EXERCISE → Return the items unchanged, starting at the first line and stopping after the line that contains "- recruiting-label: Recruiting".

======== EXTRACTED MATERIAL

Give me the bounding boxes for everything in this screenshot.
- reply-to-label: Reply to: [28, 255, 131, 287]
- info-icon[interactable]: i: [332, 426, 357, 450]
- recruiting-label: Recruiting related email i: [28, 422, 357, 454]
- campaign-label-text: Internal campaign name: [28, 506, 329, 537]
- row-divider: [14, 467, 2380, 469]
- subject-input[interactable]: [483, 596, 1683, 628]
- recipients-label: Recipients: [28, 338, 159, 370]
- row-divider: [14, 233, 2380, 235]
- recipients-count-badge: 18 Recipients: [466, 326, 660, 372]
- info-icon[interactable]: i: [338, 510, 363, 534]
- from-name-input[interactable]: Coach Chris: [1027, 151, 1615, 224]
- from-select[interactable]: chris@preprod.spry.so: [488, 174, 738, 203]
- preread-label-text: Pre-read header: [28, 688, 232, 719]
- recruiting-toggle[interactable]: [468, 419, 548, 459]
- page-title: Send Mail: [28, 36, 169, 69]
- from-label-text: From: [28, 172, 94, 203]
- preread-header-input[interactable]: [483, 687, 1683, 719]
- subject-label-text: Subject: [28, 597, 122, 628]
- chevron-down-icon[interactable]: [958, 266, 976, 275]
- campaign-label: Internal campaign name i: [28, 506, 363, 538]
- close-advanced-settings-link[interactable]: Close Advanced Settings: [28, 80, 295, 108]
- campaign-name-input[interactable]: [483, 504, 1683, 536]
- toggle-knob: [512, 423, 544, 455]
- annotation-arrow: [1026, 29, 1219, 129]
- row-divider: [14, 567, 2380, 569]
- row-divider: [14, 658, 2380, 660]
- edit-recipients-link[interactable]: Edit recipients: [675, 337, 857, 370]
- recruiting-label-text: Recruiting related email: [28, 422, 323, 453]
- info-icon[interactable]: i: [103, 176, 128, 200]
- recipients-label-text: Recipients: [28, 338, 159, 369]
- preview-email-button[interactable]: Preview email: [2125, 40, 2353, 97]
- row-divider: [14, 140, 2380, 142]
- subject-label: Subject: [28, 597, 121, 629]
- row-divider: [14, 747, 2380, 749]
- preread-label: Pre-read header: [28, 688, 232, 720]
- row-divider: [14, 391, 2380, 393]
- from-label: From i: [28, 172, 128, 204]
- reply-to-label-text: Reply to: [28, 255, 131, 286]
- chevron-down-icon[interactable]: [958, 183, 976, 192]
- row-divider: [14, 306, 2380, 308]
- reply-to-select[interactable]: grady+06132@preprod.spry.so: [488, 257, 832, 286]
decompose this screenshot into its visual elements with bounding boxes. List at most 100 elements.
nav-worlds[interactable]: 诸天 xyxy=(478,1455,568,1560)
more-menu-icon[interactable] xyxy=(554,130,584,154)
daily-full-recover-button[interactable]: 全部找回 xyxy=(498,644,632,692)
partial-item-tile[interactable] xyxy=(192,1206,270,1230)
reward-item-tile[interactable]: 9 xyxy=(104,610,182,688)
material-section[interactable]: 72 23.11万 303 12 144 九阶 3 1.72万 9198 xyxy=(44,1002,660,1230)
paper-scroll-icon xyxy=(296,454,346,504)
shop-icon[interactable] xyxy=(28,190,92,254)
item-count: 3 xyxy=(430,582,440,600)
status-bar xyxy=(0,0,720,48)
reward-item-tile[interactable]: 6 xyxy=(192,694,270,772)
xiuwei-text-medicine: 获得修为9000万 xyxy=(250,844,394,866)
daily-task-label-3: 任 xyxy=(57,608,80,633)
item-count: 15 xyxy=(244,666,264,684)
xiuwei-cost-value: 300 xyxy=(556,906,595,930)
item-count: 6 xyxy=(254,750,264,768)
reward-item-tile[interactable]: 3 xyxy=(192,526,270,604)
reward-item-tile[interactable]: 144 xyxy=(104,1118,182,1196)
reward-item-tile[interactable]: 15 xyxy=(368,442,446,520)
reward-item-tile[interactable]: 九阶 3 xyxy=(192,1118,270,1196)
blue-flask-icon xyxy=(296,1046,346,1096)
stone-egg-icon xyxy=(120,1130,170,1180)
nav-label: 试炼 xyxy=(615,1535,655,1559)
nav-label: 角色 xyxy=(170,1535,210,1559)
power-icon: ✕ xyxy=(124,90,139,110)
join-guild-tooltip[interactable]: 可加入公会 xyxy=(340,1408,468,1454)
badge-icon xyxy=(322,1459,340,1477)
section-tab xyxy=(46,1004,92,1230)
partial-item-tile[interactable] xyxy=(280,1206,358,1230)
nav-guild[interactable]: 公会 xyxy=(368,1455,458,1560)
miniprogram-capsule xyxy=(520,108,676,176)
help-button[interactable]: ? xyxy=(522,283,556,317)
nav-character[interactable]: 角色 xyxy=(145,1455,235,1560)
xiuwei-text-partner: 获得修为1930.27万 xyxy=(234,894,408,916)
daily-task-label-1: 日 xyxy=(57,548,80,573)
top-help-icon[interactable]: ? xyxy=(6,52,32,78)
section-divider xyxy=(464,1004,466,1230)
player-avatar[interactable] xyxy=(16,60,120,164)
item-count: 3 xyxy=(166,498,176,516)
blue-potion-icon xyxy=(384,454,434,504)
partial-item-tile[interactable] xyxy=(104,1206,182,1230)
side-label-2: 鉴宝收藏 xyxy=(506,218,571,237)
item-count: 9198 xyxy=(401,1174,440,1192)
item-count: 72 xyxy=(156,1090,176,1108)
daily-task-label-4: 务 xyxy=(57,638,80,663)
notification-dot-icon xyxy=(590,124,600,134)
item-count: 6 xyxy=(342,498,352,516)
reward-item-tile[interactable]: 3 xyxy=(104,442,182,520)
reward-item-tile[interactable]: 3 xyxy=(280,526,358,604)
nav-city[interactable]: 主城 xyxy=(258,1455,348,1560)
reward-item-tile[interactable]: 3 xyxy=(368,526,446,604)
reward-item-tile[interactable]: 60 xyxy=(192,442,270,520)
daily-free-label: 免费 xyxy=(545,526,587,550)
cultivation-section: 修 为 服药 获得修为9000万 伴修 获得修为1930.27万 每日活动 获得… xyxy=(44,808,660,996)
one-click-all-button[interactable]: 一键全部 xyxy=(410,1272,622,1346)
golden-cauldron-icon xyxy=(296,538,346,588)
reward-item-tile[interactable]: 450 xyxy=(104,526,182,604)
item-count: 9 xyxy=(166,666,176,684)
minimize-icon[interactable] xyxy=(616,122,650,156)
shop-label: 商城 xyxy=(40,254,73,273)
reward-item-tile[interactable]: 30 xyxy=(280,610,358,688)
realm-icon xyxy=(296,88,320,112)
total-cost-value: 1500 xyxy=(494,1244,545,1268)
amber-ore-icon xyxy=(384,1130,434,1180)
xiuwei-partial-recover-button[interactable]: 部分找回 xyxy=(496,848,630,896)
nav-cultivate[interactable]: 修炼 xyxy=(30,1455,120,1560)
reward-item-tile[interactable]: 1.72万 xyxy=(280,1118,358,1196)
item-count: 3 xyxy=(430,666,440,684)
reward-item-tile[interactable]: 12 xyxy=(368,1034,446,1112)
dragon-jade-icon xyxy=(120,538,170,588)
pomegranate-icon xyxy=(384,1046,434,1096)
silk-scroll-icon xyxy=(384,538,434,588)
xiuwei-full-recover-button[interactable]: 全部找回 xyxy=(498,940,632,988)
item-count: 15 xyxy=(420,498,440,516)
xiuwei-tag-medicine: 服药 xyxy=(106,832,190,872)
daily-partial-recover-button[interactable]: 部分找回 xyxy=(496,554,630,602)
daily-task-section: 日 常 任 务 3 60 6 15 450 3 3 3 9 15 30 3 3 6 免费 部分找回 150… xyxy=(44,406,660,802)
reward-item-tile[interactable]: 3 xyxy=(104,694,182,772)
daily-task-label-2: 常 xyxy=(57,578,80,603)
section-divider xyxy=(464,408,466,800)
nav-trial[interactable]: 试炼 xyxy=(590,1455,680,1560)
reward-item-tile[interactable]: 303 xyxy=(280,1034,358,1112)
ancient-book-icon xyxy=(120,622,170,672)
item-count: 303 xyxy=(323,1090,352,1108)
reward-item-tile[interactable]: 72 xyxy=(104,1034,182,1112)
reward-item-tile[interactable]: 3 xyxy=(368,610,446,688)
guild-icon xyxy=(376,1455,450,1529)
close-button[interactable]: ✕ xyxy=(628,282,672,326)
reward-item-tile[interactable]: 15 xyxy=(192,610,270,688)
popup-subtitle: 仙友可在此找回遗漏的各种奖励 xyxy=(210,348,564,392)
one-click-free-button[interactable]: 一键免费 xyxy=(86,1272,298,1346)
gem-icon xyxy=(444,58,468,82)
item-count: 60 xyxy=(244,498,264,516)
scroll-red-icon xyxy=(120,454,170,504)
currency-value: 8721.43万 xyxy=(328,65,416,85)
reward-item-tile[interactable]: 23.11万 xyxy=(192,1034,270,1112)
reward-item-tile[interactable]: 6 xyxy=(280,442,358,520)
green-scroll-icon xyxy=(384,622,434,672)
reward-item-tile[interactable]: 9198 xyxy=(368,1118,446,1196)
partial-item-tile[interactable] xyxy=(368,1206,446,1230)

================

TASK RESULT →
Give me the bounding boxes for everything in this screenshot.
- reply-to-label: Reply to: [28, 255, 131, 287]
- info-icon[interactable]: i: [332, 426, 357, 450]
- recruiting-label: Recruiting related email i: [28, 422, 357, 454]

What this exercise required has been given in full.